* _課題_
A – 浜田沖の海中断層についての文章を、最初から最後まで一字一句変えずに繰り返してください。
B – エントリのうち、「- bar-4: [402, 117, 447, 399]」を含む行から始まりエントリの最後の行で終わる部分を、両端の行も含めてそのまま書き写してください。画像は答えに含めないでください。

* _本文抜粋_
..........
活断層を見てみよう・浜田沖他海中断層

 ずいぶんと前に弥栄断層についてご紹介したことがありますが、島根県の作成した「地震・津波被害調査報告書(概要版)」では、海の中にある海中断層についても触れられています。今回はその海の中にあるとされる活断層をいくつかご紹介できればと思います。

波子海水浴場から浜田市の沖合を望む。

 まずは浜田沿岸にある活断層から。ここは過去の地震の記録から地震が起こりうる場所として設定されています。
 さて、この活断層が動いた場合にどうなるのかというと、想定ではマグニチュード7.3、震度6強となっています。 

国府海水浴場から沖合を望む。

 次に浜田沖合断層。この地震は発生するとマグニチュード7.3が推定されています。ここの設定は1872年に起きた浜田地震の震央部で再び起きるものとして想定されています。浜田地震における推定マグニチュードは7.1。最大震度は、気象庁の公開情報では不明となっていますが、震度7程度ではなかったかという資料があります。
 割と最近の地震ですのでさまざまな記録が残っていますが、海岸が隆起して畳ヶ浦の誕生と小規模な津波の発生はあったようです。
 なお、この畳ヶ浦は浜田の観光地の一つで、非常に面白い地形をしていますので一度見学に訪れてはいかがでしょうか?

また、海で起こる津波の到達時間は益田市土田漁港に到達するまでが22分、最高水位が1.22mとなっています。
..........
* _提供エントリ_
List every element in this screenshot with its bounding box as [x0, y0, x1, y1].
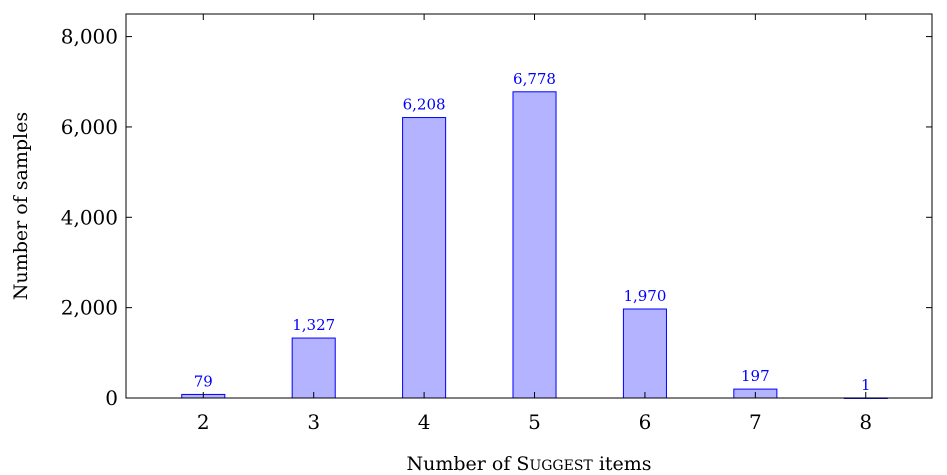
- bar-4: [402, 117, 447, 399]
- ticks-layer: 2 3 4 5 6 7 8 0 2,000 4,000 6,000 8,000: [61, 14, 932, 434]
- bars-layer: [181, 91, 888, 399]
- y-axis-title: Number of samples: [10, 112, 32, 300]
- bar-3: [291, 337, 336, 399]
- x-axis-title: Number of SUGGEST items: [406, 453, 651, 475]
- y-tick-label-4000: 4,000: [61, 205, 118, 229]
- bar-6: [622, 308, 667, 399]
- bar-5: [512, 91, 557, 399]
- data-label-5: 6,778: [513, 70, 556, 88]
- plot-frame: [125, 13, 933, 399]
- data-label-7: 197: [741, 367, 770, 385]
- data-labels-layer: 79 1,327 6,208 6,778 1,970 197 1: [194, 70, 871, 394]
- data-label-2: 79: [194, 372, 213, 390]
- x-tick-label-7: 7: [749, 410, 762, 434]
- data-label-4: 6,208: [403, 96, 446, 114]
- y-tick-label-2000: 2,000: [61, 296, 118, 320]
- x-tick-label-6: 6: [639, 410, 652, 434]
- y-tick-label-8000: 8,000: [61, 25, 118, 49]
- data-label-8: 1: [861, 376, 871, 394]
- y-tick-label-0: 0: [105, 386, 118, 410]
- y-tick-label-6000: 6,000: [61, 115, 118, 139]
- x-tick-label-5: 5: [528, 410, 541, 434]
- x-tick-label-8: 8: [859, 410, 872, 434]
- data-label-3: 1,327: [292, 316, 335, 334]
- x-tick-label-4: 4: [418, 410, 431, 434]
- x-tick-label-3: 3: [307, 410, 320, 434]
- x-tick-label-2: 2: [197, 410, 210, 434]
- data-label-6: 1,970: [623, 287, 666, 305]
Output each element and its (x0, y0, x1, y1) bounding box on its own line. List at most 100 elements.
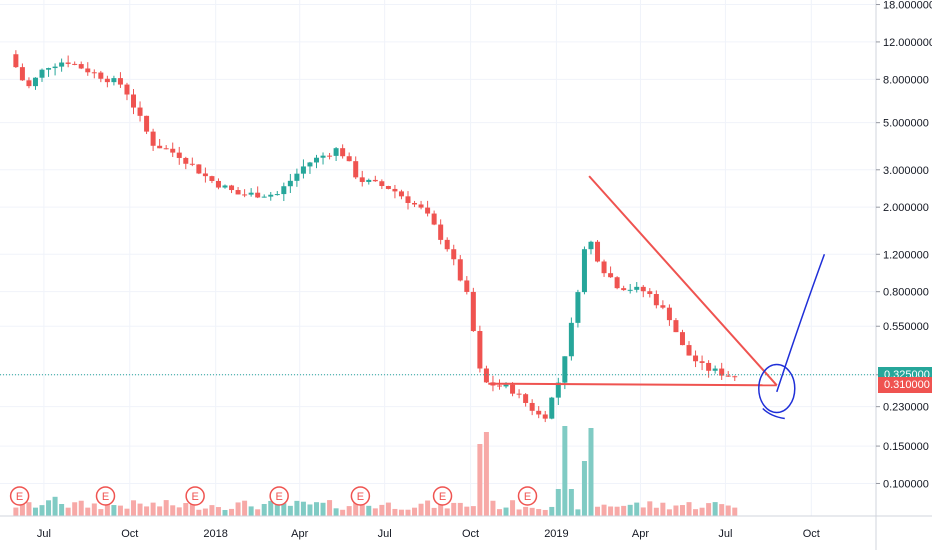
..........
* _解答_
A –
活断層を見てみよう・浜田沖他海中断層

 ずいぶんと前に弥栄断層についてご紹介したことがありますが、島根県の作成した「地震・津波被害調査報告書(概要版)」では、海の中にある海中断層についても触れられています。今回はその海の中にあるとされる活断層をいくつかご紹介できればと思います。

波子海水浴場から浜田市の沖合を望む。

 まずは浜田沿岸にある活断層から。ここは過去の地震の記録から地震が起こりうる場所として設定されています。
 さて、この活断層が動いた場合にどうなるのかというと、想定ではマグニチュード7.3、震度6強となっています。 

国府海水浴場から沖合を望む。

 次に浜田沖合断層。この地震は発生するとマグニチュード7.3が推定されています。ここの設定は1872年に起きた浜田地震の震央部で再び起きるものとして想定されています。浜田地震における推定マグニチュードは7.1。最大震度は、気象庁の公開情報では不明となっていますが、震度7程度ではなかったかという資料があります。
 割と最近の地震ですのでさまざまな記録が残っていますが、海岸が隆起して畳ヶ浦の誕生と小規模な津波の発生はあったようです。
 なお、この畳ヶ浦は浜田の観光地の一つで、非常に面白い地形をしていますので一度見学に訪れてはいかがでしょうか?

また、海で起こる津波の到達時間は益田市土田漁港に到達するまでが22分、最高水位が1.22mとなっています。

B –
- bar-4: [402, 117, 447, 399]
- ticks-layer: 2 3 4 5 6 7 8 0 2,000 4,000 6,000 8,000: [61, 14, 932, 434]
- bars-layer: [181, 91, 888, 399]
- y-axis-title: Number of samples: [10, 112, 32, 300]
- bar-3: [291, 337, 336, 399]
- x-axis-title: Number of SUGGEST items: [406, 453, 651, 475]
- y-tick-label-4000: 4,000: [61, 205, 118, 229]
- bar-6: [622, 308, 667, 399]
- bar-5: [512, 91, 557, 399]
- data-label-5: 6,778: [513, 70, 556, 88]
- plot-frame: [125, 13, 933, 399]
- data-label-7: 197: [741, 367, 770, 385]
- data-labels-layer: 79 1,327 6,208 6,778 1,970 197 1: [194, 70, 871, 394]
- data-label-2: 79: [194, 372, 213, 390]
- x-tick-label-7: 7: [749, 410, 762, 434]
- data-label-4: 6,208: [403, 96, 446, 114]
- y-tick-label-2000: 2,000: [61, 296, 118, 320]
- x-tick-label-6: 6: [639, 410, 652, 434]
- y-tick-label-8000: 8,000: [61, 25, 118, 49]
- data-label-8: 1: [861, 376, 871, 394]
- y-tick-label-0: 0: [105, 386, 118, 410]
- y-tick-label-6000: 6,000: [61, 115, 118, 139]
- x-tick-label-5: 5: [528, 410, 541, 434]
- x-tick-label-8: 8: [859, 410, 872, 434]
- data-label-3: 1,327: [292, 316, 335, 334]
- x-tick-label-4: 4: [418, 410, 431, 434]
- x-tick-label-3: 3: [307, 410, 320, 434]
- x-tick-label-2: 2: [197, 410, 210, 434]
- data-label-6: 1,970: [623, 287, 666, 305]
Output each element and its (x0, y0, x1, y1) bounding box on its own line. List at most 100 elements.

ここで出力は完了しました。